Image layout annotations
--- START ---

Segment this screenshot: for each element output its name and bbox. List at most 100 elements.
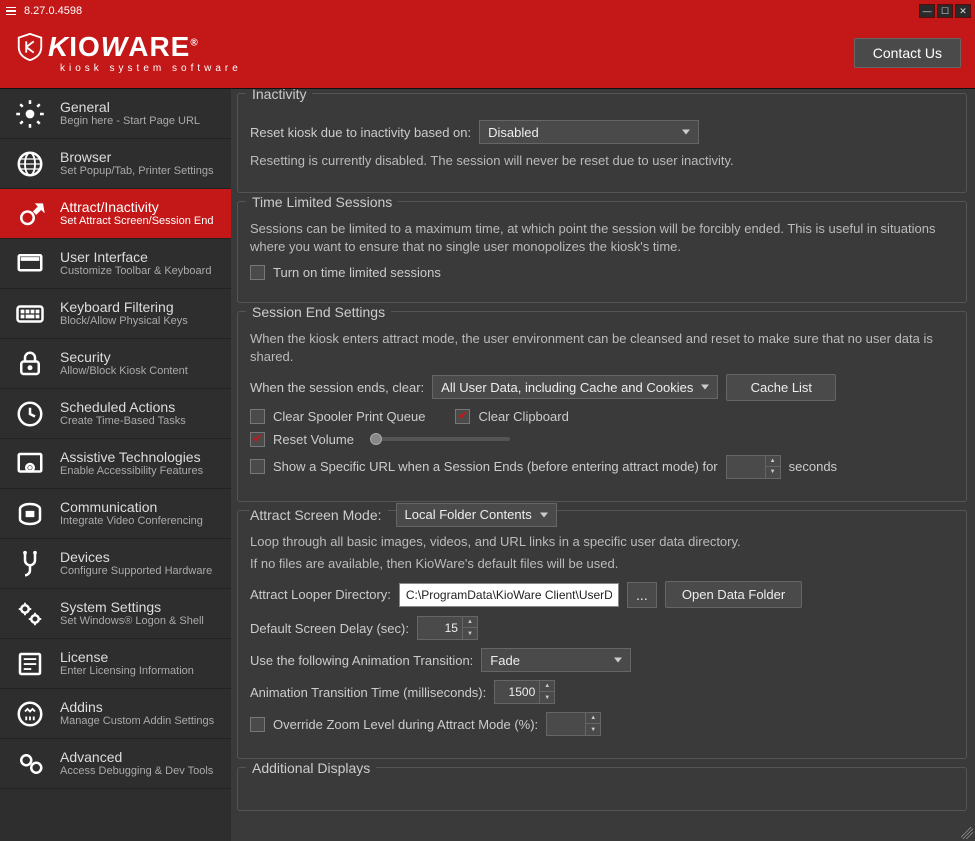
sidebar-item-title: License [60, 649, 194, 665]
delay-label: Default Screen Delay (sec): [250, 621, 409, 636]
sidebar-item-title: Devices [60, 549, 212, 565]
override-zoom-input[interactable] [546, 712, 586, 736]
panel-title: Inactivity [246, 89, 312, 102]
sidebar-item-general[interactable]: GeneralBegin here - Start Page URL [0, 89, 231, 139]
sidebar-item-sub: Set Attract Screen/Session End [60, 215, 213, 228]
reset-volume-slider[interactable] [370, 437, 510, 441]
sidebar-item-title: Security [60, 349, 188, 365]
minimize-button[interactable]: — [919, 4, 935, 18]
sidebar-item-title: Addins [60, 699, 214, 715]
show-url-seconds-input[interactable] [726, 455, 766, 479]
session-end-desc: When the kiosk enters attract mode, the … [250, 330, 954, 366]
maximize-button[interactable]: ☐ [937, 4, 953, 18]
app-logo: KIOWARE® kiosk system software [14, 32, 242, 74]
sidebar-item-title: Assistive Technologies [60, 449, 203, 465]
attract-dir-input[interactable] [399, 583, 619, 607]
shield-icon [14, 32, 46, 65]
sidebar-item-title: Scheduled Actions [60, 399, 186, 415]
time-limited-checkbox[interactable] [250, 265, 265, 280]
transition-time-input[interactable] [494, 680, 540, 704]
attract-dir-label: Attract Looper Directory: [250, 587, 391, 602]
content-area: Inactivity Reset kiosk due to inactivity… [231, 89, 975, 841]
sidebar-icon [10, 247, 50, 281]
spin-down[interactable]: ▼ [463, 628, 477, 639]
browse-button[interactable]: ... [627, 582, 657, 608]
sidebar-item-license[interactable]: LicenseEnter Licensing Information [0, 639, 231, 689]
spin-down[interactable]: ▼ [766, 467, 780, 478]
transition-label: Use the following Animation Transition: [250, 653, 473, 668]
panel-inactivity: Inactivity Reset kiosk due to inactivity… [237, 93, 967, 193]
spin-up[interactable]: ▲ [540, 681, 554, 692]
sidebar-icon [10, 547, 50, 581]
menu-icon[interactable] [4, 5, 18, 18]
resize-grip[interactable] [961, 827, 973, 839]
sidebar-item-title: Keyboard Filtering [60, 299, 188, 315]
sidebar-item-browser[interactable]: BrowserSet Popup/Tab, Printer Settings [0, 139, 231, 189]
sidebar-icon [10, 297, 50, 331]
sidebar-icon [10, 447, 50, 481]
spin-up[interactable]: ▲ [586, 713, 600, 724]
sidebar-item-security[interactable]: SecurityAllow/Block Kiosk Content [0, 339, 231, 389]
reset-volume-checkbox[interactable] [250, 432, 265, 447]
sidebar-item-title: General [60, 99, 200, 115]
delay-input[interactable] [417, 616, 463, 640]
time-limited-desc: Sessions can be limited to a maximum tim… [250, 220, 954, 256]
clear-spooler-checkbox[interactable] [250, 409, 265, 424]
panel-title: Additional Displays [246, 760, 376, 776]
sidebar-item-sub: Block/Allow Physical Keys [60, 315, 188, 328]
spin-down[interactable]: ▼ [540, 692, 554, 703]
sidebar-item-title: System Settings [60, 599, 204, 615]
panel-time-limited: Time Limited Sessions Sessions can be li… [237, 201, 967, 302]
version-text: 8.27.0.4598 [24, 5, 82, 17]
sidebar-item-title: User Interface [60, 249, 211, 265]
attract-desc-2: If no files are available, then KioWare'… [250, 555, 954, 573]
sidebar-item-sub: Create Time-Based Tasks [60, 415, 186, 428]
show-url-checkbox[interactable] [250, 459, 265, 474]
sidebar-item-sub: Manage Custom Addin Settings [60, 715, 214, 728]
sidebar-item-devices[interactable]: DevicesConfigure Supported Hardware [0, 539, 231, 589]
sidebar-item-user-interface[interactable]: User InterfaceCustomize Toolbar & Keyboa… [0, 239, 231, 289]
transition-dropdown[interactable]: Fade [481, 648, 631, 672]
sidebar-item-sub: Set Windows® Logon & Shell [60, 615, 204, 628]
sidebar-item-sub: Customize Toolbar & Keyboard [60, 265, 211, 278]
sidebar-item-addins[interactable]: AddinsManage Custom Addin Settings [0, 689, 231, 739]
transition-time-label: Animation Transition Time (milliseconds)… [250, 685, 486, 700]
override-zoom-checkbox[interactable] [250, 717, 265, 732]
sidebar-item-communication[interactable]: CommunicationIntegrate Video Conferencin… [0, 489, 231, 539]
override-zoom-label: Override Zoom Level during Attract Mode … [273, 717, 538, 732]
sidebar-item-sub: Integrate Video Conferencing [60, 515, 203, 528]
sidebar-icon [10, 347, 50, 381]
open-data-folder-button[interactable]: Open Data Folder [665, 581, 802, 608]
logo-subtitle: kiosk system software [60, 63, 242, 74]
cache-list-button[interactable]: Cache List [726, 374, 836, 401]
attract-desc-1: Loop through all basic images, videos, a… [250, 533, 954, 551]
spin-up[interactable]: ▲ [766, 456, 780, 467]
panel-attract-screen: Attract Screen Mode: Local Folder Conten… [237, 510, 967, 759]
attract-mode-dropdown[interactable]: Local Folder Contents [396, 503, 557, 527]
sidebar-item-scheduled-actions[interactable]: Scheduled ActionsCreate Time-Based Tasks [0, 389, 231, 439]
contact-us-button[interactable]: Contact Us [854, 38, 961, 68]
sidebar-item-attract-inactivity[interactable]: Attract/InactivitySet Attract Screen/Ses… [0, 189, 231, 239]
sidebar: GeneralBegin here - Start Page URLBrowse… [0, 89, 231, 841]
spin-down[interactable]: ▼ [586, 724, 600, 735]
sidebar-item-advanced[interactable]: AdvancedAccess Debugging & Dev Tools [0, 739, 231, 789]
sidebar-icon [10, 397, 50, 431]
inactivity-desc: Resetting is currently disabled. The ses… [250, 152, 954, 170]
sidebar-item-keyboard-filtering[interactable]: Keyboard FilteringBlock/Allow Physical K… [0, 289, 231, 339]
session-clear-label: When the session ends, clear: [250, 380, 424, 395]
sidebar-item-assistive-technologies[interactable]: Assistive TechnologiesEnable Accessibili… [0, 439, 231, 489]
spin-up[interactable]: ▲ [463, 617, 477, 628]
panel-title: Attract Screen Mode: [250, 507, 388, 523]
clear-clipboard-checkbox[interactable] [455, 409, 470, 424]
sidebar-item-sub: Set Popup/Tab, Printer Settings [60, 165, 213, 178]
sidebar-item-title: Advanced [60, 749, 213, 765]
sidebar-item-sub: Enable Accessibility Features [60, 465, 203, 478]
panel-additional-displays: Additional Displays [237, 767, 967, 811]
panel-session-end: Session End Settings When the kiosk ente… [237, 311, 967, 502]
time-limited-checkbox-label: Turn on time limited sessions [273, 265, 441, 280]
close-button[interactable]: ✕ [955, 4, 971, 18]
sidebar-item-sub: Allow/Block Kiosk Content [60, 365, 188, 378]
sidebar-item-system-settings[interactable]: System SettingsSet Windows® Logon & Shel… [0, 589, 231, 639]
session-clear-dropdown[interactable]: All User Data, including Cache and Cooki… [432, 375, 718, 399]
reset-basis-dropdown[interactable]: Disabled [479, 120, 699, 144]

--- END ---

▸ **TASK REQUIREMENTS**
Which lines in the records above contain the string "limited"? Select each one and copy it in full, treating uppercase and lowercase as different.

▸ **SOLUTION TO THE PROBLEM**
time-limited-checkbox[interactable] [250, 265, 265, 280]
time-limited-desc: Sessions can be limited to a maximum tim… [250, 220, 954, 256]
panel-time-limited: Time Limited Sessions Sessions can be li… [237, 201, 967, 302]
time-limited-checkbox-label: Turn on time limited sessions [273, 265, 441, 280]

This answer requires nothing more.